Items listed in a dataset
※

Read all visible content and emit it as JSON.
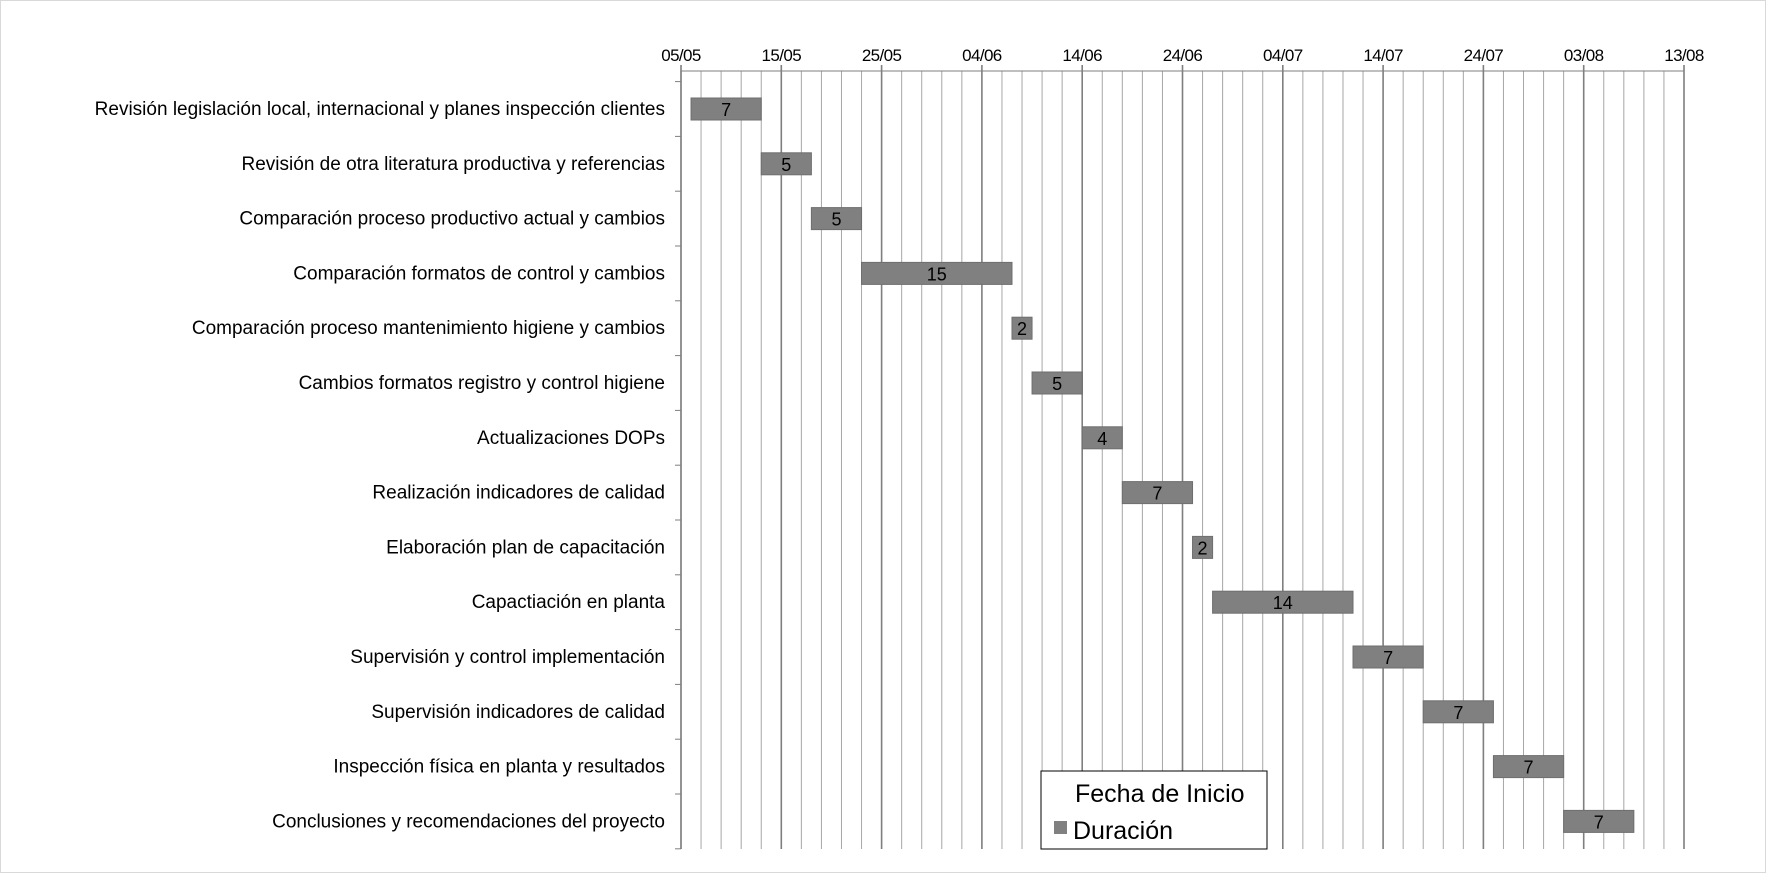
{
  "chart_data": {
    "type": "bar",
    "subtype": "gantt",
    "orientation": "horizontal",
    "x_axis": {
      "ticks": [
        "05/05",
        "15/05",
        "25/05",
        "04/06",
        "14/06",
        "24/06",
        "04/07",
        "14/07",
        "24/07",
        "03/08",
        "13/08"
      ],
      "range": [
        "05/05",
        "13/08"
      ],
      "position": "top",
      "grid": true,
      "minor_gridlines_days": 2
    },
    "tasks": [
      {
        "name": "Revisión legislación local, internacional y planes inspección clientes",
        "start": "06/05",
        "duration": 7
      },
      {
        "name": "Revisión de otra literatura productiva y referencias",
        "start": "13/05",
        "duration": 5
      },
      {
        "name": "Comparación proceso productivo actual y cambios",
        "start": "18/05",
        "duration": 5
      },
      {
        "name": "Comparación formatos de control y cambios",
        "start": "23/05",
        "duration": 15
      },
      {
        "name": "Comparación proceso mantenimiento higiene y cambios",
        "start": "07/06",
        "duration": 2
      },
      {
        "name": "Cambios formatos registro y control higiene",
        "start": "09/06",
        "duration": 5
      },
      {
        "name": "Actualizaciones DOPs",
        "start": "14/06",
        "duration": 4
      },
      {
        "name": "Realización indicadores de calidad",
        "start": "18/06",
        "duration": 7
      },
      {
        "name": "Elaboración plan de capacitación",
        "start": "25/06",
        "duration": 2
      },
      {
        "name": "Capactiación en planta",
        "start": "27/06",
        "duration": 14
      },
      {
        "name": "Supervisión  y control implementación",
        "start": "11/07",
        "duration": 7
      },
      {
        "name": "Supervisión  indicadores de calidad",
        "start": "18/07",
        "duration": 7
      },
      {
        "name": "Inspección física en planta y resultados",
        "start": "25/07",
        "duration": 7
      },
      {
        "name": "Conclusiones y recomendaciones del proyecto",
        "start": "01/08",
        "duration": 7
      }
    ],
    "series": [
      {
        "name": "Fecha de Inicio",
        "color": "none"
      },
      {
        "name": "Duración",
        "color": "#808080"
      }
    ],
    "legend": {
      "position": "bottom-center",
      "entries": [
        "Fecha de Inicio",
        "Duración"
      ]
    },
    "colors": {
      "bar": "#808080",
      "bar_border": "#6e6e6e",
      "grid": "#a6a6a6",
      "axis": "#7f7f7f"
    }
  }
}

※

> TASK DETAILS
Copy out the records above in full, exactly as written, but not the pictures.

> WRITTEN RESPONSE
Read all visible content and emit it as JSON.
{
  "chart_data": {
    "type": "bar",
    "subtype": "gantt",
    "orientation": "horizontal",
    "x_axis": {
      "ticks": [
        "05/05",
        "15/05",
        "25/05",
        "04/06",
        "14/06",
        "24/06",
        "04/07",
        "14/07",
        "24/07",
        "03/08",
        "13/08"
      ],
      "range": [
        "05/05",
        "13/08"
      ],
      "position": "top",
      "grid": true,
      "minor_gridlines_days": 2
    },
    "tasks": [
      {
        "name": "Revisión legislación local, internacional y planes inspección clientes",
        "start": "06/05",
        "duration": 7
      },
      {
        "name": "Revisión de otra literatura productiva y referencias",
        "start": "13/05",
        "duration": 5
      },
      {
        "name": "Comparación proceso productivo actual y cambios",
        "start": "18/05",
        "duration": 5
      },
      {
        "name": "Comparación formatos de control y cambios",
        "start": "23/05",
        "duration": 15
      },
      {
        "name": "Comparación proceso mantenimiento higiene y cambios",
        "start": "07/06",
        "duration": 2
      },
      {
        "name": "Cambios formatos registro y control higiene",
        "start": "09/06",
        "duration": 5
      },
      {
        "name": "Actualizaciones DOPs",
        "start": "14/06",
        "duration": 4
      },
      {
        "name": "Realización indicadores de calidad",
        "start": "18/06",
        "duration": 7
      },
      {
        "name": "Elaboración plan de capacitación",
        "start": "25/06",
        "duration": 2
      },
      {
        "name": "Capactiación en planta",
        "start": "27/06",
        "duration": 14
      },
      {
        "name": "Supervisión  y control implementación",
        "start": "11/07",
        "duration": 7
      },
      {
        "name": "Supervisión  indicadores de calidad",
        "start": "18/07",
        "duration": 7
      },
      {
        "name": "Inspección física en planta y resultados",
        "start": "25/07",
        "duration": 7
      },
      {
        "name": "Conclusiones y recomendaciones del proyecto",
        "start": "01/08",
        "duration": 7
      }
    ],
    "series": [
      {
        "name": "Fecha de Inicio",
        "color": "none"
      },
      {
        "name": "Duración",
        "color": "#808080"
      }
    ],
    "legend": {
      "position": "bottom-center",
      "entries": [
        "Fecha de Inicio",
        "Duración"
      ]
    },
    "colors": {
      "bar": "#808080",
      "bar_border": "#6e6e6e",
      "grid": "#a6a6a6",
      "axis": "#7f7f7f"
    }
  }
}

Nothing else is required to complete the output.